What is needed = Put the lines into a JSON list of strings, one string per line and no blank lines, beginning with the line containing "item-stats: 서울 84" and continuing through the line containing "value-label: 8: [1013, 700, 1024, 719]".

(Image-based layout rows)
::::::::

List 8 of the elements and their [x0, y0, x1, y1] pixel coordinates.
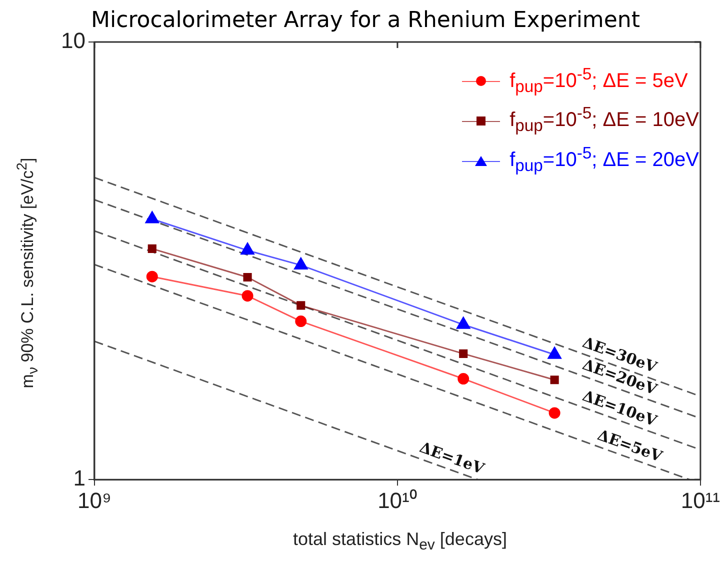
x-tick-label: 10¹⁰	[378, 488, 418, 513]
x-axis-title: total statistics N$_{ev}$ [decays]	[293, 529, 507, 554]
chart-title: Microcalorimeter Array for a Rhenium Experiment	[91, 8, 640, 33]
legend-label: f$_{pup}$=10$^{-5}$; ΔE = 20eV	[510, 143, 699, 175]
y-tick-label: 10	[60, 28, 86, 54]
legend-label: f$_{pup}$=10$^{-5}$; ΔE = 5eV	[510, 64, 688, 96]
legend-label: f$_{pup}$=10$^{-5}$; ΔE = 10eV	[510, 104, 699, 136]
x-tick-label: 10¹¹	[680, 488, 720, 513]
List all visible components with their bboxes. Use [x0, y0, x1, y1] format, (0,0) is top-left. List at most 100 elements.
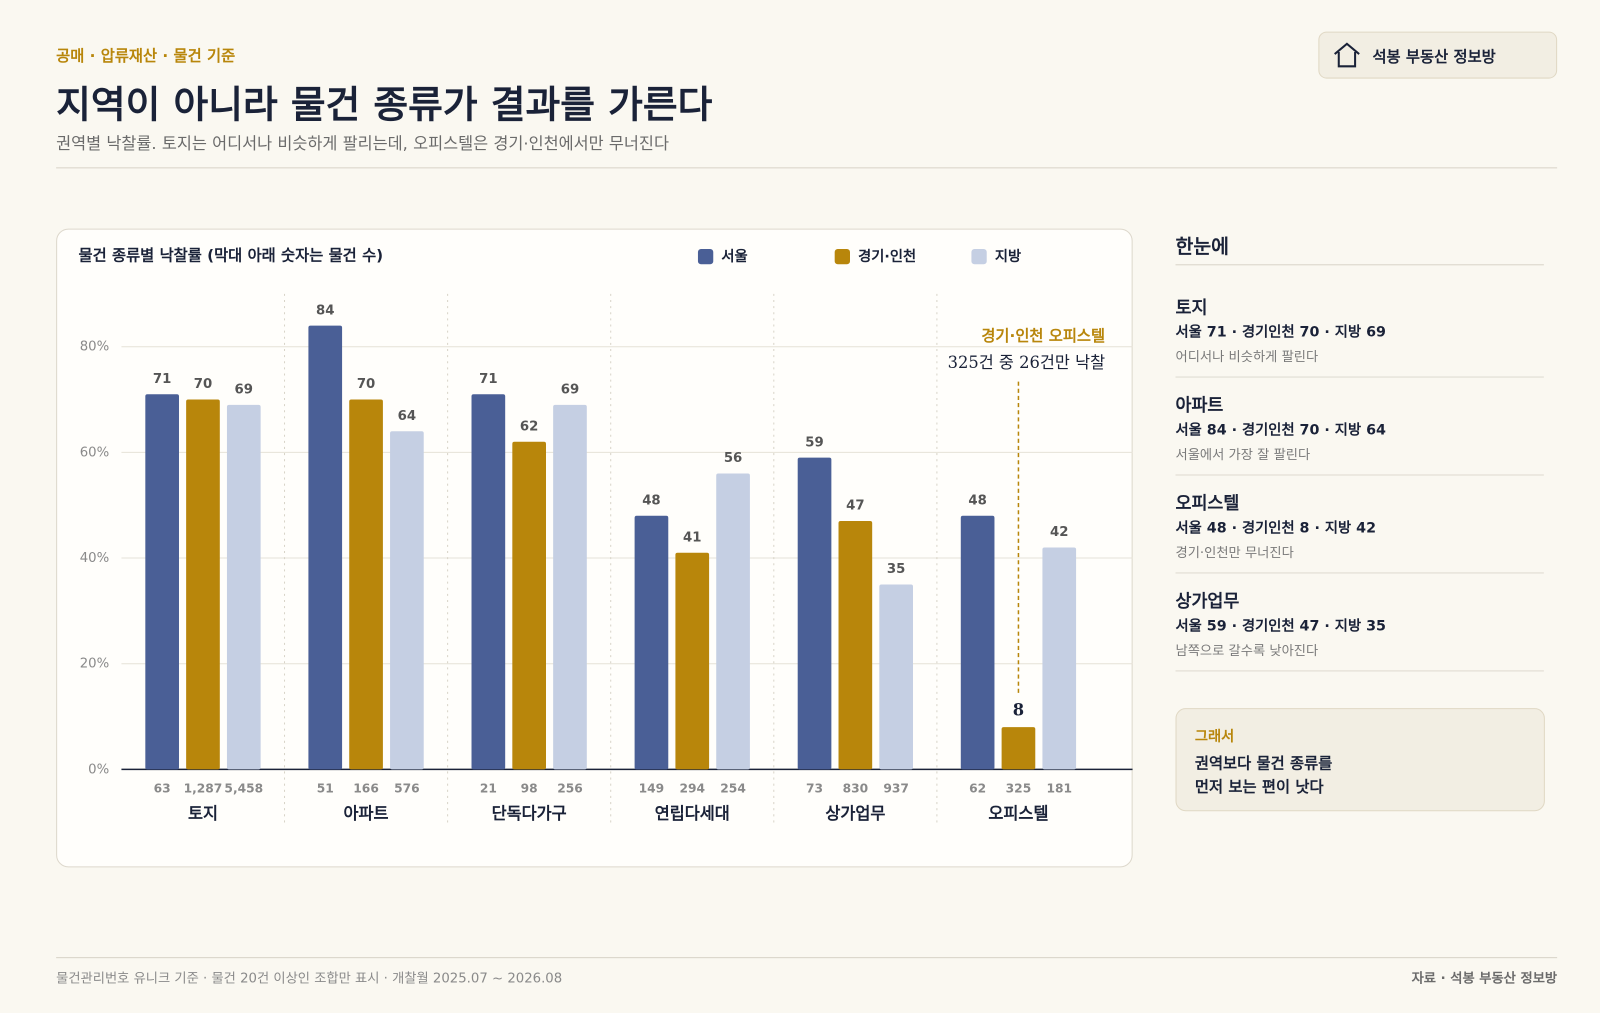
item-stats: 서울 84 · 경기인천 70 · 지방 64: [1175, 422, 1386, 439]
category-label: 연립다세대: [655, 804, 730, 823]
sidebar-title: 한눈에: [1175, 235, 1230, 259]
category-label: 단독다가구: [492, 804, 567, 823]
value-label: 35: [887, 562, 905, 577]
item-title: 상가업무: [1175, 591, 1240, 613]
conclusion-line: 먼저 보는 편이 낫다: [1194, 777, 1324, 796]
count-label: 254: [720, 781, 746, 795]
count-label: 149: [639, 781, 665, 795]
bar: [675, 552, 710, 770]
bar: [186, 399, 220, 770]
bar: [797, 457, 832, 770]
chart: 물건 종류별 낙찰률 (막대 아래 숫자는 물건 수) 서울 경기·인천 지방 0% 2…: [79, 247, 1133, 827]
y-tick-label: 0%: [88, 762, 109, 777]
brand-icon: [1334, 42, 1360, 68]
kicker: 공매 · 압류재산 · 물건 기준: [56, 46, 236, 66]
category-label: 오피스텔: [988, 804, 1048, 823]
count-label: 5,458: [224, 781, 263, 795]
item-stats: 서울 71 · 경기인천 70 · 지방 69: [1175, 324, 1386, 341]
conclusion-box: 그래서 권역보다 물건 종류를 먼저 보는 편이 낫다: [1175, 708, 1545, 812]
item-stats: 서울 48 · 경기인천 8 · 지방 42: [1175, 520, 1377, 537]
brand-name: 석봉 부동산 정보방: [1372, 47, 1496, 67]
item-rule: [1175, 376, 1544, 378]
bar: [390, 431, 424, 770]
count-label: 73: [806, 781, 823, 795]
bar: [512, 441, 546, 770]
item-rule: [1175, 670, 1544, 672]
brand-badge: 석봉 부동산 정보방: [1318, 31, 1558, 79]
bar: [308, 325, 343, 770]
annotation-title: 경기·인천 오피스텔: [981, 327, 1105, 345]
value-label: 59: [805, 435, 823, 450]
item-stats: 서울 59 · 경기인천 47 · 지방 35: [1175, 618, 1386, 635]
count-label: 166: [353, 781, 379, 795]
legend-label: 경기·인천: [858, 247, 916, 265]
footer-source: 자료 · 석봉 부동산 정보방: [1411, 971, 1558, 987]
category-label: 토지: [188, 804, 218, 823]
item-note: 어디서나 비슷하게 팔린다: [1175, 349, 1319, 366]
sidebar-rule: [1175, 264, 1544, 266]
value-label: 8: [1013, 700, 1024, 719]
bar: [1001, 727, 1036, 770]
value-label: 42: [1050, 525, 1068, 540]
item-title: 오피스텔: [1175, 493, 1240, 515]
value-label: 70: [357, 377, 375, 392]
legend-swatch: [971, 248, 987, 265]
count-label: 98: [521, 781, 538, 795]
y-tick-label: 60%: [80, 445, 109, 460]
legend-label: 서울: [721, 248, 747, 265]
chart-title: 물건 종류별 낙찰률 (막대 아래 숫자는 물건 수): [79, 247, 384, 265]
count-label: 576: [394, 781, 420, 795]
value-label: 84: [316, 303, 334, 318]
footer-rule: [56, 957, 1558, 959]
category-label: 아파트: [344, 804, 389, 823]
category-label: 상가업무: [825, 804, 885, 823]
value-label: 56: [724, 451, 742, 466]
value-label: 48: [642, 493, 660, 508]
count-label: 21: [480, 781, 497, 795]
annotation-text: 325건 중 26건만 낙찰: [948, 353, 1106, 372]
value-label: 70: [194, 377, 212, 392]
value-label: 69: [235, 383, 253, 398]
item-rule: [1175, 572, 1544, 574]
count-label: 294: [679, 781, 705, 795]
bar: [1042, 547, 1077, 770]
legend-swatch: [697, 248, 714, 265]
bar: [838, 521, 873, 770]
item-rule: [1175, 474, 1544, 476]
y-tick-label: 40%: [80, 551, 109, 566]
y-tick-label: 20%: [80, 657, 109, 672]
title: 지역이 아니라 물건 종류가 결과를 가른다: [56, 82, 713, 127]
bar: [349, 399, 383, 770]
item-title: 아파트: [1175, 395, 1224, 417]
value-label: 64: [398, 409, 416, 424]
bar: [879, 584, 914, 770]
count-label: 325: [1006, 781, 1032, 795]
count-label: 1,287: [184, 781, 223, 795]
bar: [145, 394, 179, 770]
value-label: 69: [561, 383, 579, 398]
bar: [960, 515, 995, 770]
divider: [56, 167, 1558, 169]
item-note: 경기·인천만 무너진다: [1175, 545, 1294, 562]
count-label: 937: [883, 781, 909, 795]
count-label: 51: [317, 781, 334, 795]
bar: [716, 473, 750, 770]
conclusion-title: 그래서: [1194, 728, 1235, 745]
value-label: 71: [479, 372, 497, 387]
item-title: 토지: [1175, 297, 1208, 319]
value-label: 47: [846, 499, 864, 514]
count-label: 256: [557, 781, 583, 795]
bar: [226, 404, 261, 770]
legend-label: 지방: [995, 247, 1021, 265]
bar: [634, 515, 669, 770]
legend-swatch: [834, 248, 850, 265]
subtitle: 권역별 낙찰률. 토지는 어디서나 비슷하게 팔리는데, 오피스텔은 경기·인천…: [56, 133, 669, 154]
bar: [553, 404, 587, 770]
value-label: 48: [968, 493, 986, 508]
footer-note: 물건관리번호 유니크 기준 · 물건 20건 이상인 조합만 표시 · 개찰월 …: [56, 971, 563, 987]
item-note: 서울에서 가장 잘 팔린다: [1175, 447, 1311, 464]
item-note: 남쪽으로 갈수록 낮아진다: [1175, 643, 1319, 660]
value-label: 71: [153, 372, 171, 387]
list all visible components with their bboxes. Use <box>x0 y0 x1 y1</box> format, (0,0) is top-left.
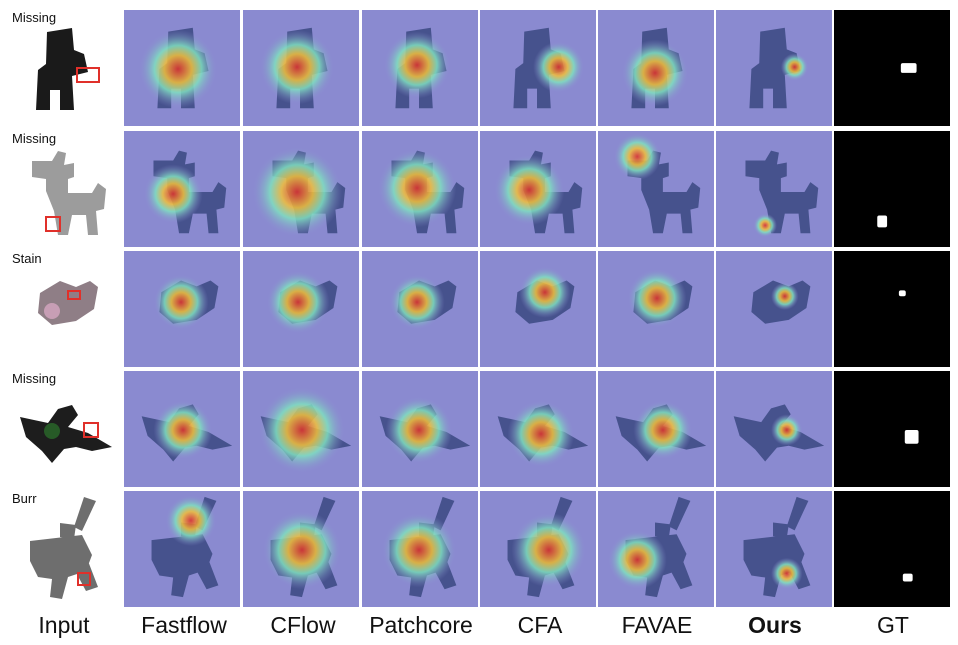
column-label-fastflow: Fastflow <box>141 612 227 638</box>
ground-truth-mask <box>834 371 950 487</box>
heatmap-cfa <box>480 251 596 367</box>
heatmap-fastflow <box>124 131 240 247</box>
heatmap-patchcore <box>362 491 478 607</box>
heatmap-patchcore <box>362 371 478 487</box>
column-label-cflow: CFlow <box>270 612 336 638</box>
heatmap-ours <box>716 131 832 247</box>
defect-label: Stain <box>12 251 42 266</box>
column-label-gt: GT <box>877 612 909 638</box>
heatmap-ours <box>716 371 832 487</box>
heatmap-patchcore <box>362 10 478 126</box>
heatmap-cfa <box>480 371 596 487</box>
heatmap-ours <box>716 491 832 607</box>
heatmap-ours <box>716 10 832 126</box>
heatmap-cflow <box>243 10 359 126</box>
defect-label: Missing <box>12 371 57 386</box>
defect-label: Burr <box>12 491 37 506</box>
heatmap-cflow <box>243 251 359 367</box>
input-image <box>2 491 120 609</box>
ground-truth-mask <box>834 491 950 607</box>
heatmap-favae <box>598 131 714 247</box>
column-label-patchcore: Patchcore <box>369 612 473 638</box>
ground-truth-mask <box>834 251 950 367</box>
heatmap-fastflow <box>124 371 240 487</box>
heatmap-cfa <box>480 491 596 607</box>
heatmap-cfa <box>480 10 596 126</box>
input-image <box>2 371 120 489</box>
column-label-cfa: CFA <box>517 612 563 638</box>
heatmap-favae <box>598 10 714 126</box>
heatmap-patchcore <box>362 251 478 367</box>
column-label-favae: FAVAE <box>621 612 693 638</box>
ground-truth-mask <box>834 10 950 126</box>
heatmap-ours <box>716 251 832 367</box>
column-label-input: Input <box>38 612 90 638</box>
heatmap-cflow <box>243 131 359 247</box>
heatmap-favae <box>598 491 714 607</box>
heatmap-favae <box>598 371 714 487</box>
heatmap-patchcore <box>362 131 478 247</box>
ground-truth-mask <box>834 131 950 247</box>
input-image <box>2 251 120 369</box>
heatmap-cflow <box>243 371 359 487</box>
heatmap-fastflow <box>124 251 240 367</box>
heatmap-fastflow <box>124 491 240 607</box>
defect-label: Missing <box>12 131 57 146</box>
heatmap-fastflow <box>124 10 240 126</box>
input-image <box>2 10 120 128</box>
column-label-ours: Ours <box>748 612 802 638</box>
defect-label: Missing <box>12 10 57 25</box>
input-image <box>2 131 120 249</box>
heatmap-cflow <box>243 491 359 607</box>
heatmap-favae <box>598 251 714 367</box>
heatmap-cfa <box>480 131 596 247</box>
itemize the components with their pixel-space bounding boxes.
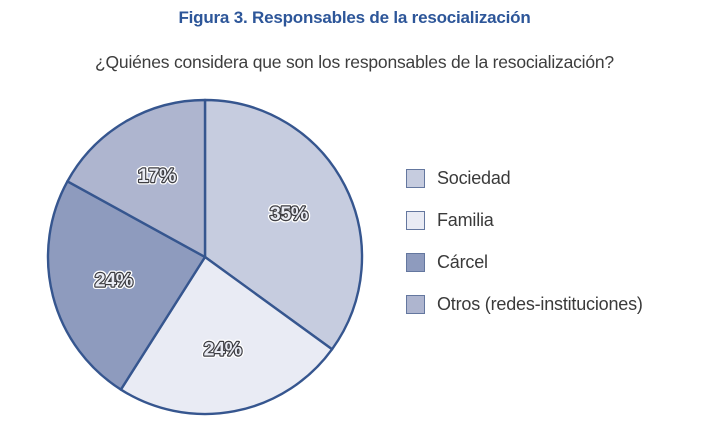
pie-data-label-0: 35% (270, 203, 308, 225)
chart-legend: Sociedad Familia Cárcel Otros (redes-ins… (406, 168, 643, 337)
pie-data-label-2: 24% (95, 269, 133, 291)
legend-label: Familia (437, 210, 494, 230)
pie-data-label-1: 24% (204, 339, 242, 361)
legend-item: Sociedad (406, 168, 643, 188)
legend-label: Cárcel (437, 252, 488, 272)
pie-slice-0 (203, 98, 364, 351)
pie-data-label-3: 17% (138, 165, 176, 187)
legend-item: Familia (406, 210, 643, 230)
pie-data-label-3: 17% (138, 165, 176, 187)
legend-item: Cárcel (406, 252, 643, 272)
pie-data-label-2: 24% (95, 269, 133, 291)
legend-item: Otros (redes-instituciones) (406, 294, 643, 314)
pie-slice-3 (66, 98, 207, 259)
figure-title: Figura 3. Responsables de la resocializa… (178, 8, 531, 27)
pie-data-label-3: 17% (138, 165, 176, 187)
legend-swatch (406, 295, 425, 314)
legend-swatch (406, 211, 425, 230)
pie-data-label-1: 24% (204, 339, 242, 361)
pie-data-label-0: 35% (270, 203, 308, 225)
legend-label: Sociedad (437, 168, 511, 188)
legend-swatch (406, 169, 425, 188)
pie-slice-2 (46, 180, 207, 391)
pie-slice-1 (119, 255, 334, 416)
legend-swatch (406, 253, 425, 272)
figure-question: ¿Quiénes considera que son los responsab… (95, 52, 614, 72)
pie-data-label-2: 24% (95, 269, 133, 291)
legend-label: Otros (redes-instituciones) (437, 294, 643, 314)
pie-data-label-1: 24% (204, 339, 242, 361)
pie-data-label-0: 35% (270, 203, 308, 225)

::::::::

Completed task =
[
  "item-stats: 서울 84 · 경기인천 70 · 지방 64: [1175, 422, 1386, 439]",
  "category-label: 연립다세대: [655, 804, 730, 823]",
  "sidebar-title: 한눈에: [1175, 235, 1230, 259]",
  "category-label: 단독다가구: [492, 804, 567, 823]",
  "value-label: 35: [887, 562, 905, 577]",
  "item-title: 상가업무: [1175, 591, 1240, 613]",
  "conclusion-line: 먼저 보는 편이 낫다: [1194, 777, 1324, 796]",
  "count-label: 254: [720, 781, 746, 795]",
  "count-label: 149: [639, 781, 665, 795]",
  "bar: [675, 552, 710, 770]",
  "bar: [186, 399, 220, 770]",
  "bar: [797, 457, 832, 770]",
  "chart: 물건 종류별 낙찰률 (막대 아래 숫자는 물건 수) 서울 경기·인천 지방 0% 2…: [79, 247, 1133, 827]",
  "y-tick-label: 0%: [88, 762, 109, 777]",
  "brand-icon: [1334, 42, 1360, 68]",
  "kicker: 공매 · 압류재산 · 물건 기준: [56, 46, 236, 66]",
  "category-label: 오피스텔: [988, 804, 1048, 823]",
  "count-label: 5,458: [224, 781, 263, 795]",
  "item-stats: 서울 71 · 경기인천 70 · 지방 69: [1175, 324, 1386, 341]",
  "conclusion-box: 그래서 권역보다 물건 종류를 먼저 보는 편이 낫다: [1175, 708, 1545, 812]",
  "item-stats: 서울 48 · 경기인천 8 · 지방 42: [1175, 520, 1377, 537]",
  "brand-name: 석봉 부동산 정보방: [1372, 47, 1496, 67]",
  "item-rule: [1175, 376, 1544, 378]",
  "bar: [390, 431, 424, 770]",
  "count-label: 73: [806, 781, 823, 795]",
  "bar: [512, 441, 546, 770]",
  "item-rule: [1175, 670, 1544, 672]",
  "brand-badge: 석봉 부동산 정보방: [1318, 31, 1558, 79]",
  "bar: [308, 325, 343, 770]",
  "annotation-title: 경기·인천 오피스텔: [981, 327, 1105, 345]",
  "value-label: 59: [805, 435, 823, 450]",
  "item-stats: 서울 59 · 경기인천 47 · 지방 35: [1175, 618, 1386, 635]",
  "count-label: 166: [353, 781, 379, 795]",
  "legend-label: 경기·인천: [858, 247, 916, 265]",
  "footer-source: 자료 · 석봉 부동산 정보방: [1411, 971, 1558, 987]",
  "category-label: 토지: [188, 804, 218, 823]",
  "item-note: 어디서나 비슷하게 팔린다: [1175, 349, 1319, 366]",
  "sidebar-rule: [1175, 264, 1544, 266]",
  "value-label: 8: [1013, 700, 1024, 719]"
]